Stored entries
☆ ☆ ☆ ☆
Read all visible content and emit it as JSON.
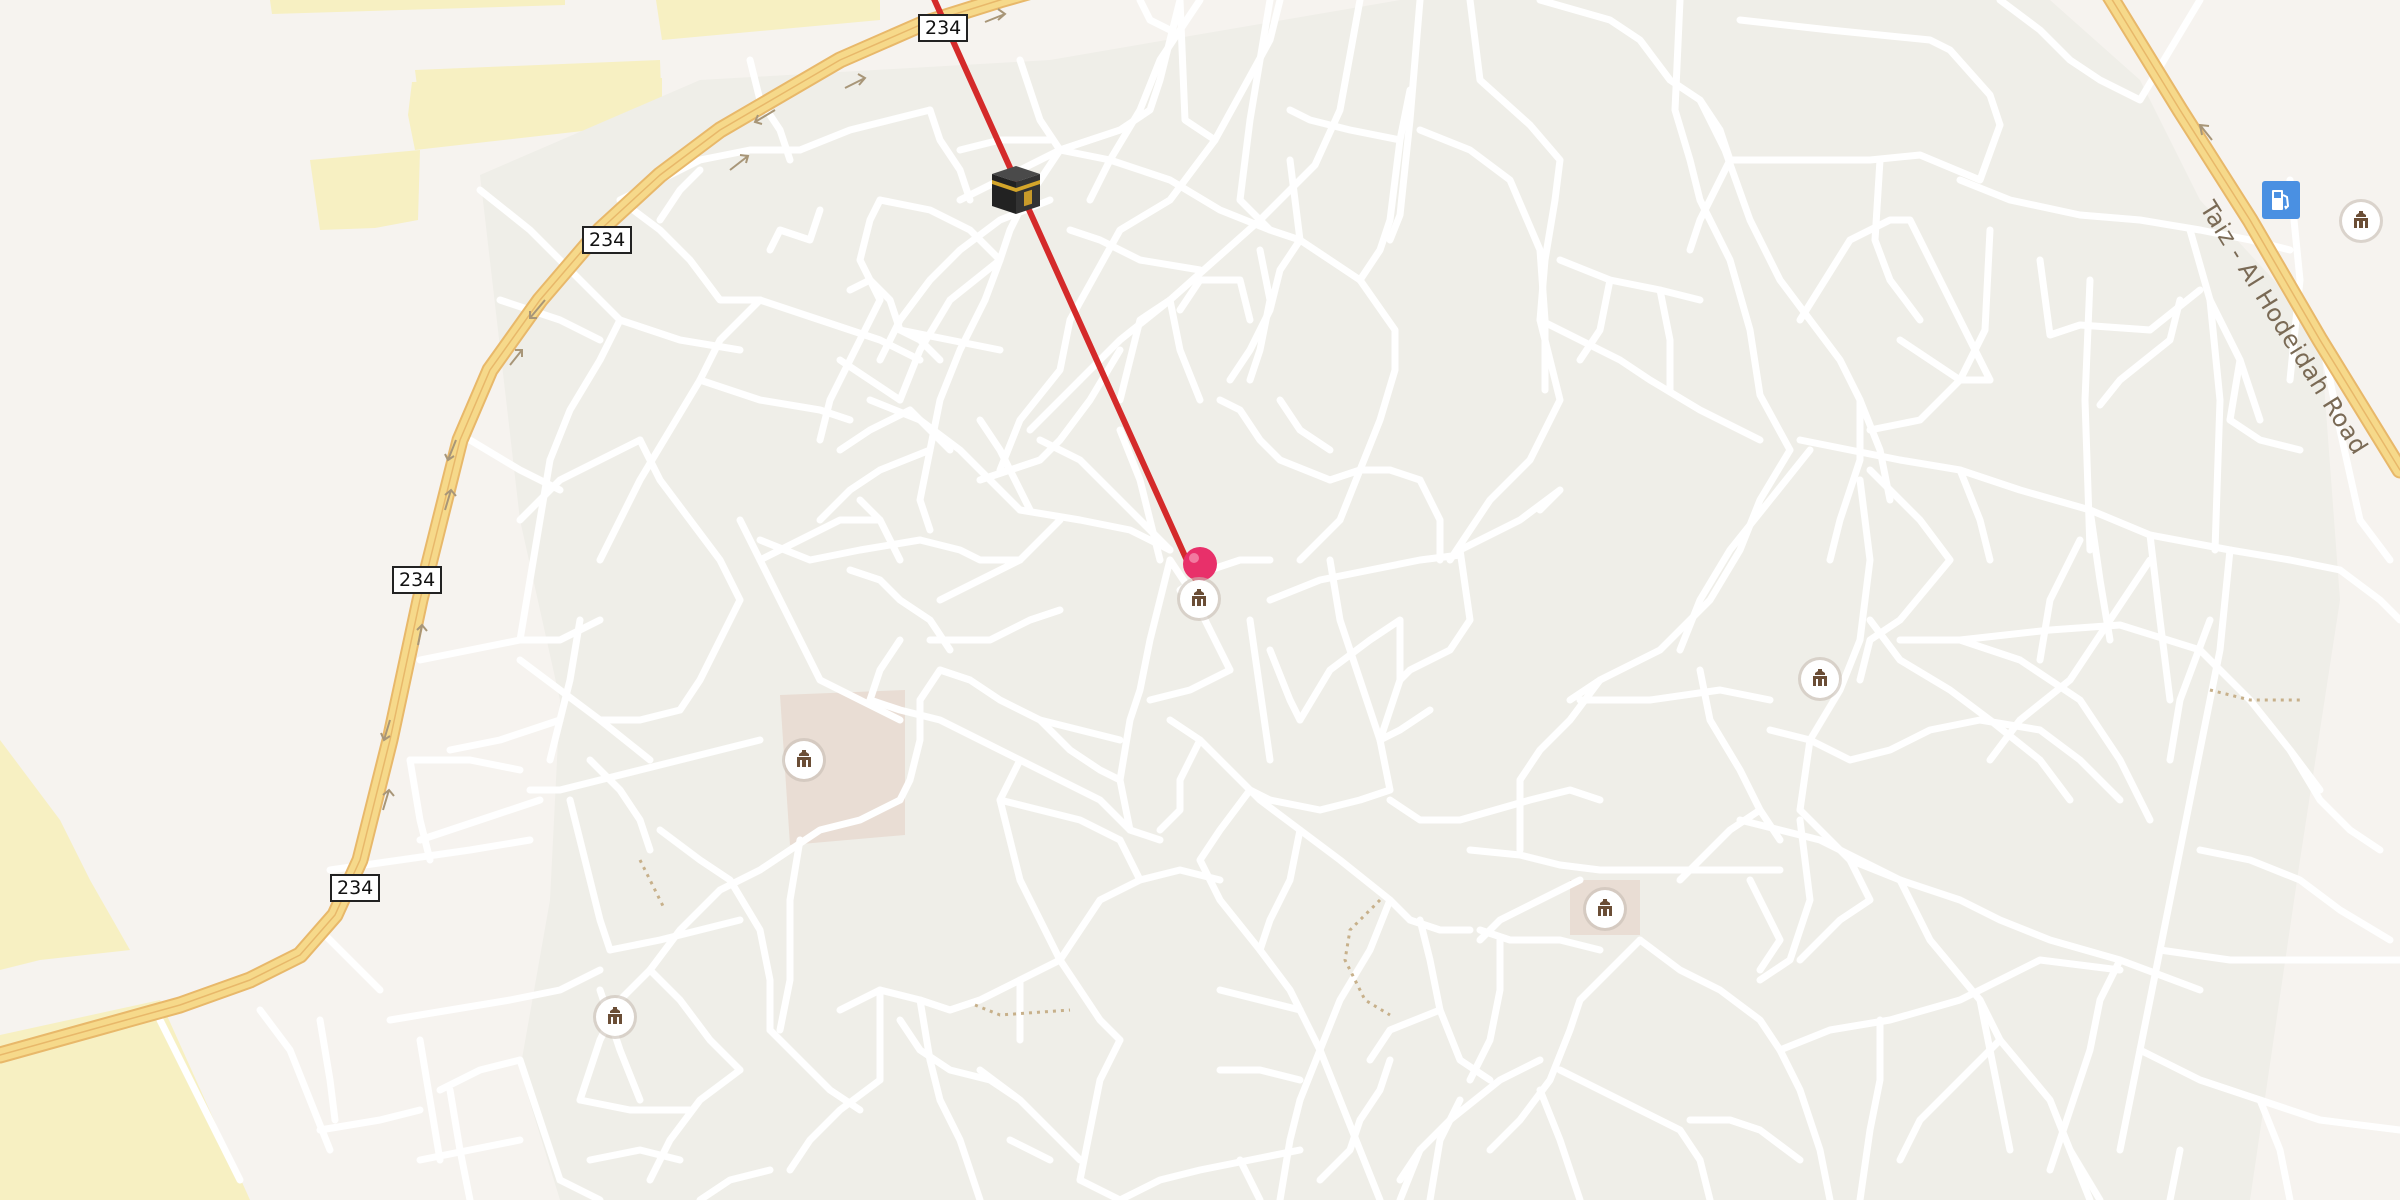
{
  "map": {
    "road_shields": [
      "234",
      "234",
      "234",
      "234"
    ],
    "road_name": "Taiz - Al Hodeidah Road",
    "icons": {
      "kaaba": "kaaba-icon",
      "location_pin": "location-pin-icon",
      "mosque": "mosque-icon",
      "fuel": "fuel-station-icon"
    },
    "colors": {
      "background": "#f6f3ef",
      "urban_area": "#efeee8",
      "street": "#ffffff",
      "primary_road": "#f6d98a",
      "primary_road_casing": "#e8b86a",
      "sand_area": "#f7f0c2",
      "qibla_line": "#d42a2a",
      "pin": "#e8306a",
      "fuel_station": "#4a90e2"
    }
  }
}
☆ ☆ ☆ ☆
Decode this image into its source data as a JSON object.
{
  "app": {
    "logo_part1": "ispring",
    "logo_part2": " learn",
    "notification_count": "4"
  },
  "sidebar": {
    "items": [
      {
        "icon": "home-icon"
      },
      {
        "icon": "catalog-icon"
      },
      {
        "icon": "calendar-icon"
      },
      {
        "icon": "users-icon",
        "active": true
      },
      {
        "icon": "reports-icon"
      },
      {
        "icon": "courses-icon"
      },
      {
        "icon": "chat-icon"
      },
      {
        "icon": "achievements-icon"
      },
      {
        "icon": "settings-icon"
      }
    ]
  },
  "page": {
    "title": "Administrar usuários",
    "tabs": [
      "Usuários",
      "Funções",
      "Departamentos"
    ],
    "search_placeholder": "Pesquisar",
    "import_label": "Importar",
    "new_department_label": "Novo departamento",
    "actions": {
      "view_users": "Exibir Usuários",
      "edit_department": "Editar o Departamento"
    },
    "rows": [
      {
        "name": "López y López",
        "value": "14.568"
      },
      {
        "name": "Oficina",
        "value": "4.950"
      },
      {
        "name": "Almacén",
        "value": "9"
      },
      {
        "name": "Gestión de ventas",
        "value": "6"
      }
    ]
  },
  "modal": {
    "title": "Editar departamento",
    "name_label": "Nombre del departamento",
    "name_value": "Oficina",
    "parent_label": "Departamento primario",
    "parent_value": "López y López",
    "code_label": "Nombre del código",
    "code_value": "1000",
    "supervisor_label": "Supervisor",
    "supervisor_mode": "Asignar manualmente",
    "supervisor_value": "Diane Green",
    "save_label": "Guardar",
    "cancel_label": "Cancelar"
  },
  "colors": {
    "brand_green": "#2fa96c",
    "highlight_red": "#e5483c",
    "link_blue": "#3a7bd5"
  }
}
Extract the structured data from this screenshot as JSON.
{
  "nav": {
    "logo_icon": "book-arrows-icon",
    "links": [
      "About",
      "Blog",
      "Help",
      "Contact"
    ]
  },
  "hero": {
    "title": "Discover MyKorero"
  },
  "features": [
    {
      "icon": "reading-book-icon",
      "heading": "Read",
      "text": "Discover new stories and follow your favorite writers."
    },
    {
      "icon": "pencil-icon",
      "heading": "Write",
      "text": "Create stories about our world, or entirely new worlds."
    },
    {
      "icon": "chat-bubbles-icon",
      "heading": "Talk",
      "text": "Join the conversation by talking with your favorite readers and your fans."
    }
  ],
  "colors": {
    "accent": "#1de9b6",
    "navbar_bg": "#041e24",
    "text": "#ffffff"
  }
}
☆ ☆ ☆ ☆
(Aim):
Across the preceding material, how many lines contain the word "JSON"? State the number alone.

(Complete output):
3